**Exercise requirements**:
Reproduce the entries exactly.

┄┄┄┄┄┄┄┄┄┄

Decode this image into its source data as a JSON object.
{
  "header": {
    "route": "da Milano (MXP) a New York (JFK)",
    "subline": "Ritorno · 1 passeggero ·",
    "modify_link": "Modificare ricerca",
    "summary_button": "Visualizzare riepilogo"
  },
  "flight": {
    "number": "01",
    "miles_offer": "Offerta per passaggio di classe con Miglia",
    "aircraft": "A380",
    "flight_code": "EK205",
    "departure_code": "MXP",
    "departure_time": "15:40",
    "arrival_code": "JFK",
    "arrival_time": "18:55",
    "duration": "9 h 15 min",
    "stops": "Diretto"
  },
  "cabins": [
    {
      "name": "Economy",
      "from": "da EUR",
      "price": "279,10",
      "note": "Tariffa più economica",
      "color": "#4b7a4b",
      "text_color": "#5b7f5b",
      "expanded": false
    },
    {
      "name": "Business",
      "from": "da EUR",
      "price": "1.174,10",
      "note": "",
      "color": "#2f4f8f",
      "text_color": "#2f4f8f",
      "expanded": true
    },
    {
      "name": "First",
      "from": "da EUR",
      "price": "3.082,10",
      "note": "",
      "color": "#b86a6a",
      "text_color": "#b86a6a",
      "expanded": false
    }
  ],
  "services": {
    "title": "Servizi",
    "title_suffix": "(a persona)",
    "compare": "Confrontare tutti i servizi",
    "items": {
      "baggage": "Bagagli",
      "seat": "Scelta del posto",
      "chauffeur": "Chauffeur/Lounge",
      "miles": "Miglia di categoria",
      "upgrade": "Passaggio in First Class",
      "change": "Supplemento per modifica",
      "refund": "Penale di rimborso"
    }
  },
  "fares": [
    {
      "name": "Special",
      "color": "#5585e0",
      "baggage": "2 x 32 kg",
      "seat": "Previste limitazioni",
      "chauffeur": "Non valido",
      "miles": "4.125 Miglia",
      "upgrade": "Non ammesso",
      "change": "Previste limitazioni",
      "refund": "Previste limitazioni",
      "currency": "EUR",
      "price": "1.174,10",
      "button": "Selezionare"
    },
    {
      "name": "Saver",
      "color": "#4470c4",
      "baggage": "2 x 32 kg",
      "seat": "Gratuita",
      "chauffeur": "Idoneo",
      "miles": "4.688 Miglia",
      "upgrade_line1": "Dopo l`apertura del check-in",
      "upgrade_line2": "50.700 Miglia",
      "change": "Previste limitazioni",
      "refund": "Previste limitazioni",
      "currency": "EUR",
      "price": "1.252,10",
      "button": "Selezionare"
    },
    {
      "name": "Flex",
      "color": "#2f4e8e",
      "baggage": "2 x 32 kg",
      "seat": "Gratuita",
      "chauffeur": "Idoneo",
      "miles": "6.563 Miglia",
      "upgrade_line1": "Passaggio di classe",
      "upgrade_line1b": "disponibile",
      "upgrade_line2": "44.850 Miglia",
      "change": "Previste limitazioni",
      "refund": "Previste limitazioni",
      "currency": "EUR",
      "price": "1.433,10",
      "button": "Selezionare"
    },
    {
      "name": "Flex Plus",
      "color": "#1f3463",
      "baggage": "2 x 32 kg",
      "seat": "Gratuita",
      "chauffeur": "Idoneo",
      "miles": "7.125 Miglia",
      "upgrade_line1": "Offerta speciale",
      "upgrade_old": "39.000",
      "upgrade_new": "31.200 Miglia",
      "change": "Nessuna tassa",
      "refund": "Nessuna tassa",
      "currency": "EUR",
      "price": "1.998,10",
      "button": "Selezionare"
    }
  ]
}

┄┄┄┄┄┄┄┄┄┄

**Final answer**:
Decode this image into its source data as a JSON object.
{
  "header": {
    "route": "da Milano (MXP) a New York (JFK)",
    "subline": "Ritorno · 1 passeggero ·",
    "modify_link": "Modificare ricerca",
    "summary_button": "Visualizzare riepilogo"
  },
  "flight": {
    "number": "01",
    "miles_offer": "Offerta per passaggio di classe con Miglia",
    "aircraft": "A380",
    "flight_code": "EK205",
    "departure_code": "MXP",
    "departure_time": "15:40",
    "arrival_code": "JFK",
    "arrival_time": "18:55",
    "duration": "9 h 15 min",
    "stops": "Diretto"
  },
  "cabins": [
    {
      "name": "Economy",
      "from": "da EUR",
      "price": "279,10",
      "note": "Tariffa più economica",
      "color": "#4b7a4b",
      "text_color": "#5b7f5b",
      "expanded": false
    },
    {
      "name": "Business",
      "from": "da EUR",
      "price": "1.174,10",
      "note": "",
      "color": "#2f4f8f",
      "text_color": "#2f4f8f",
      "expanded": true
    },
    {
      "name": "First",
      "from": "da EUR",
      "price": "3.082,10",
      "note": "",
      "color": "#b86a6a",
      "text_color": "#b86a6a",
      "expanded": false
    }
  ],
  "services": {
    "title": "Servizi",
    "title_suffix": "(a persona)",
    "compare": "Confrontare tutti i servizi",
    "items": {
      "baggage": "Bagagli",
      "seat": "Scelta del posto",
      "chauffeur": "Chauffeur/Lounge",
      "miles": "Miglia di categoria",
      "upgrade": "Passaggio in First Class",
      "change": "Supplemento per modifica",
      "refund": "Penale di rimborso"
    }
  },
  "fares": [
    {
      "name": "Special",
      "color": "#5585e0",
      "baggage": "2 x 32 kg",
      "seat": "Previste limitazioni",
      "chauffeur": "Non valido",
      "miles": "4.125 Miglia",
      "upgrade": "Non ammesso",
      "change": "Previste limitazioni",
      "refund": "Previste limitazioni",
      "currency": "EUR",
      "price": "1.174,10",
      "button": "Selezionare"
    },
    {
      "name": "Saver",
      "color": "#4470c4",
      "baggage": "2 x 32 kg",
      "seat": "Gratuita",
      "chauffeur": "Idoneo",
      "miles": "4.688 Miglia",
      "upgrade_line1": "Dopo l`apertura del check-in",
      "upgrade_line2": "50.700 Miglia",
      "change": "Previste limitazioni",
      "refund": "Previste limitazioni",
      "currency": "EUR",
      "price": "1.252,10",
      "button": "Selezionare"
    },
    {
      "name": "Flex",
      "color": "#2f4e8e",
      "baggage": "2 x 32 kg",
      "seat": "Gratuita",
      "chauffeur": "Idoneo",
      "miles": "6.563 Miglia",
      "upgrade_line1": "Passaggio di classe",
      "upgrade_line1b": "disponibile",
      "upgrade_line2": "44.850 Miglia",
      "change": "Previste limitazioni",
      "refund": "Previste limitazioni",
      "currency": "EUR",
      "price": "1.433,10",
      "button": "Selezionare"
    },
    {
      "name": "Flex Plus",
      "color": "#1f3463",
      "baggage": "2 x 32 kg",
      "seat": "Gratuita",
      "chauffeur": "Idoneo",
      "miles": "7.125 Miglia",
      "upgrade_line1": "Offerta speciale",
      "upgrade_old": "39.000",
      "upgrade_new": "31.200 Miglia",
      "change": "Nessuna tassa",
      "refund": "Nessuna tassa",
      "currency": "EUR",
      "price": "1.998,10",
      "button": "Selezionare"
    }
  ]
}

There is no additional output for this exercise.